INSTRUCTIONS TO FOLLOW
Find the lines with "Slope" in them and copy them out.
** Begin EXTRACTED DATA **
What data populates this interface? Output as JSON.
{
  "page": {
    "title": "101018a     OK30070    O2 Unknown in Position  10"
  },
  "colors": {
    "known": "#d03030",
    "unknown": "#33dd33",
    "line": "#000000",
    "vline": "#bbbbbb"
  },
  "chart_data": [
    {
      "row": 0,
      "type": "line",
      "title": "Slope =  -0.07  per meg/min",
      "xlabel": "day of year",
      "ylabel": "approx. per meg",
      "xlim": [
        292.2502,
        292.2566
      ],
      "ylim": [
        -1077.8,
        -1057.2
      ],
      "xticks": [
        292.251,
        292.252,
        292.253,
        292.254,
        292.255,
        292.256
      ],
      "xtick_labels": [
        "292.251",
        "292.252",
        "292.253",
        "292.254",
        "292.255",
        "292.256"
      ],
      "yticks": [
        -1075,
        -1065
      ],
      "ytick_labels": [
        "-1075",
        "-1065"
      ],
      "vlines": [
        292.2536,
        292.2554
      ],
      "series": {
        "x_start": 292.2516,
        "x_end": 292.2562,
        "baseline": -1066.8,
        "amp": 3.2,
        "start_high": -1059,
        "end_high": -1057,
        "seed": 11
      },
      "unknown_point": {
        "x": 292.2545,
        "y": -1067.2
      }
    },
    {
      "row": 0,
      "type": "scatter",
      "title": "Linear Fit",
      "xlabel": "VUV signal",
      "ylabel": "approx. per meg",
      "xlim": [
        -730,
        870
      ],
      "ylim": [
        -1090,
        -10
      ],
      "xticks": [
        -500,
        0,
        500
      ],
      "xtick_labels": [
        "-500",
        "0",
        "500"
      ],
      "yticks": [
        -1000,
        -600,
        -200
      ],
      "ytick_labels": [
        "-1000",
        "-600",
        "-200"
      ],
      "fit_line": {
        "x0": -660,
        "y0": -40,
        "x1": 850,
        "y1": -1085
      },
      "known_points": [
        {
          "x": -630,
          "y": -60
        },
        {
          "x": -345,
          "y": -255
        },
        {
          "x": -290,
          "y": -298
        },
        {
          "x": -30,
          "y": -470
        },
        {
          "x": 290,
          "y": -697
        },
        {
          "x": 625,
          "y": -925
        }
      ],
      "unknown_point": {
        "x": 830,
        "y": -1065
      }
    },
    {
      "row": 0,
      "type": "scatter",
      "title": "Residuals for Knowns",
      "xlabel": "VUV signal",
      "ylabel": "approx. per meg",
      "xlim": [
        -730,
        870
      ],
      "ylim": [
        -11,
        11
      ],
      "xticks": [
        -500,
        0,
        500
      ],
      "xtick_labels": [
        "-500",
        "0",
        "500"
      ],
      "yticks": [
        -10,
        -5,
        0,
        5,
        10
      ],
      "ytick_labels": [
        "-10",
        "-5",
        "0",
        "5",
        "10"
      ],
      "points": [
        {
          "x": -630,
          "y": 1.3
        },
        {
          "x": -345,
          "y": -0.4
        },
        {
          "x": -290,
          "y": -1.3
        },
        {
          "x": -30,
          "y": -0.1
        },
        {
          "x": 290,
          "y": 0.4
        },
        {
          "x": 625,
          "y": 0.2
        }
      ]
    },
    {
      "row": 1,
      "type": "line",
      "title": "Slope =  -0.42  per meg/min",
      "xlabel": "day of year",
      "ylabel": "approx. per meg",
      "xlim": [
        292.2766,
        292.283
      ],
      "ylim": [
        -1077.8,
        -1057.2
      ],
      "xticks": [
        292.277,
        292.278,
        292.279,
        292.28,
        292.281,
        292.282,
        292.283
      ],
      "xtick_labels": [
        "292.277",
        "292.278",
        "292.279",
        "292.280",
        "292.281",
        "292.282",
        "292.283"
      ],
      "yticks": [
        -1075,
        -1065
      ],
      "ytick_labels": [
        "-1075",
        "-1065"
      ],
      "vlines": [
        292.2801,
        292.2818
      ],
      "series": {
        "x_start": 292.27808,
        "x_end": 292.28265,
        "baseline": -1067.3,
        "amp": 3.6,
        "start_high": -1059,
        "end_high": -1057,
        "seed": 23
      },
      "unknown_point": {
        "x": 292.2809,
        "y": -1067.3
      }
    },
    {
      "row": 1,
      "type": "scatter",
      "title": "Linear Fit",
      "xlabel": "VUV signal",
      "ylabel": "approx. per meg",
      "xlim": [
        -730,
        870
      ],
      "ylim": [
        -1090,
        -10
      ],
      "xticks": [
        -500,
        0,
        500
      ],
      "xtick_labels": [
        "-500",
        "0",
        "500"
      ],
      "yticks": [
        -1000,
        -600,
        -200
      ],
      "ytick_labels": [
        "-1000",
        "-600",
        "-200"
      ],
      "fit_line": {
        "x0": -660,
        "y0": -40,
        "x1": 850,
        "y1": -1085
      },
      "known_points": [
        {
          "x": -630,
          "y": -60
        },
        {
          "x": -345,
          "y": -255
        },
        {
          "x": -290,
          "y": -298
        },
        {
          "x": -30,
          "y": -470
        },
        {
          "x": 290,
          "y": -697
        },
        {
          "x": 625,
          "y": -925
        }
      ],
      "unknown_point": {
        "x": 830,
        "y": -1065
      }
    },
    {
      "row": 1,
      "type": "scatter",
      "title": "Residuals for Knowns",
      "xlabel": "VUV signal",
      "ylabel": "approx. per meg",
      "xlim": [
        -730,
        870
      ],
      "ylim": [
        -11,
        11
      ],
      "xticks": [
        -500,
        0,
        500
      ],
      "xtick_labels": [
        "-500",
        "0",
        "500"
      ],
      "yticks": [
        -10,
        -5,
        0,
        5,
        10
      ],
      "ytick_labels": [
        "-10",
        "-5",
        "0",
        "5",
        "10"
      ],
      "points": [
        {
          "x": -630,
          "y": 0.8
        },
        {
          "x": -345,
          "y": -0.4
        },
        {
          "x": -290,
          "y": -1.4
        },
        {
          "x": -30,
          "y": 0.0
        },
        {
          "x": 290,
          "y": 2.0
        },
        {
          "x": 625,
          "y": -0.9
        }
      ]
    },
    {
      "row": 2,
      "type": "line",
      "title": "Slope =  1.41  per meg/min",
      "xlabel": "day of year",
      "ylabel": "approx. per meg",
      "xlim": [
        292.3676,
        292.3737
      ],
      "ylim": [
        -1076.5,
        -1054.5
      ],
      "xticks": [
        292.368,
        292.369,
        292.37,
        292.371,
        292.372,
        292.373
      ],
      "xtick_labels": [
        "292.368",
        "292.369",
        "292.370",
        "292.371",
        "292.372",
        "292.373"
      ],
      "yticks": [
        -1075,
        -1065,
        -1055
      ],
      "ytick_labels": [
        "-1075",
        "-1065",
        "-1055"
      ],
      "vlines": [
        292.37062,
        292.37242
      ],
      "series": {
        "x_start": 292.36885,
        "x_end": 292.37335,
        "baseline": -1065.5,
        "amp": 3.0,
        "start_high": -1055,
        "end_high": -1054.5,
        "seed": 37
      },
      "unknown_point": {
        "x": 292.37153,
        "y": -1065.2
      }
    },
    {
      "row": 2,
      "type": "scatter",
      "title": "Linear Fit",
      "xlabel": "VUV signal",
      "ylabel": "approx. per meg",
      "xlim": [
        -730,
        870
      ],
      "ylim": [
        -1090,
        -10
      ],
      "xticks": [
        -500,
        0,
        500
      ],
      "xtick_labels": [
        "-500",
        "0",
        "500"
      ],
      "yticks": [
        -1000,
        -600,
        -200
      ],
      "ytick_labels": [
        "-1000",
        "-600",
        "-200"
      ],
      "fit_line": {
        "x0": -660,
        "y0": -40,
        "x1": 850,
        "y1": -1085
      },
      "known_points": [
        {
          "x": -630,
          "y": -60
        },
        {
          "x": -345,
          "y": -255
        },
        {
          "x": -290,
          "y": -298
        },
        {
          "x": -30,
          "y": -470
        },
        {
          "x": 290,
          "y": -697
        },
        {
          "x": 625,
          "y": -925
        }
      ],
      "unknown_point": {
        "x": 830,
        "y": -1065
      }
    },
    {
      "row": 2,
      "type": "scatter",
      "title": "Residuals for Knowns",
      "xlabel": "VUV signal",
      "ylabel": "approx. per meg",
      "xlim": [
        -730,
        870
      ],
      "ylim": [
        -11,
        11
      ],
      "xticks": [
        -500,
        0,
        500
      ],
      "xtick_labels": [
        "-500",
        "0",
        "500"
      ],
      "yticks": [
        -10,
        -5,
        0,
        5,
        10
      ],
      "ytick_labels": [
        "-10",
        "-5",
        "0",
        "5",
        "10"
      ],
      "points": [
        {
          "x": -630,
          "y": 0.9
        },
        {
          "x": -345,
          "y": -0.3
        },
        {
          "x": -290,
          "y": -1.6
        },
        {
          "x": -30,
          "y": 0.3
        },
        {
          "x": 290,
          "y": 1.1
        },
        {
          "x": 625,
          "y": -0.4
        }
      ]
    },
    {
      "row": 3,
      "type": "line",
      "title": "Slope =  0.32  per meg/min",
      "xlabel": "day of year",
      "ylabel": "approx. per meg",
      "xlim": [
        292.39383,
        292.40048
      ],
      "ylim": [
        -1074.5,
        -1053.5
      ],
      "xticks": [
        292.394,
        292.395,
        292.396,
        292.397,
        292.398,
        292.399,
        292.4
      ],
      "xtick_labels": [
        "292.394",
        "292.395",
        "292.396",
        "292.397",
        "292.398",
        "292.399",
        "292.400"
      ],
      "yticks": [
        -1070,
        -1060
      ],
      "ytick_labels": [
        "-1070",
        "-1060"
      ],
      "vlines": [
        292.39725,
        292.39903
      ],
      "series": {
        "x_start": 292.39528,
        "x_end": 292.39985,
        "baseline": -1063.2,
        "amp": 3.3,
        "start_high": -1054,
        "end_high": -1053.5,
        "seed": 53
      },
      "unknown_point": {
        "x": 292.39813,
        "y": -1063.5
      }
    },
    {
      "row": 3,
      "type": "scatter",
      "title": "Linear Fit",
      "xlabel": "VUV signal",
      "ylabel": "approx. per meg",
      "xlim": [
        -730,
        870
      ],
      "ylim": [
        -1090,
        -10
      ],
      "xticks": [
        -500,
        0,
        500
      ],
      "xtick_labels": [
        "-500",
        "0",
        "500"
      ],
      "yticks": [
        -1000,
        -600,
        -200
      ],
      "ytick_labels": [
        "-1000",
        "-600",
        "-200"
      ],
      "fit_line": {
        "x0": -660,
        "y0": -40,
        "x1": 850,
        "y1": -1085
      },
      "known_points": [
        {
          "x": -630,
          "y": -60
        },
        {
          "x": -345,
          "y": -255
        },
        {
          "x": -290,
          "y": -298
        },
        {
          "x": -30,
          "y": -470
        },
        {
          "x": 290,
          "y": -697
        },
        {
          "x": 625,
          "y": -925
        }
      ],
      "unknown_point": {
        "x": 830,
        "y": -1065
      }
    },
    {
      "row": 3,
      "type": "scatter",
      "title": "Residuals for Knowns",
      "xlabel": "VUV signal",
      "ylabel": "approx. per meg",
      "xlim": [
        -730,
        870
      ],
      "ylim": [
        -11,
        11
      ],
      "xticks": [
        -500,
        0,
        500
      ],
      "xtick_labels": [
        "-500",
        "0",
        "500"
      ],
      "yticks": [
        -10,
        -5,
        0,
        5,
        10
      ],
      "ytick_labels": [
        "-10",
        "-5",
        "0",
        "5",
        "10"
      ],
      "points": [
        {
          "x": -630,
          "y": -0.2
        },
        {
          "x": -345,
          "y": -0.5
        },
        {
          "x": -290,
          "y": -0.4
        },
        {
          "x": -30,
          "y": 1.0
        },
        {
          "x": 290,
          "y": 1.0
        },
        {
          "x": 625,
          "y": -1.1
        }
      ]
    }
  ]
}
** End EXTRACTED DATA **
ANSWER IN FULL
      "title": "Slope =  -0.07  per meg/min",
      "title": "Slope =  -0.42  per meg/min",
      "title": "Slope =  1.41  per meg/min",
      "title": "Slope =  0.32  per meg/min",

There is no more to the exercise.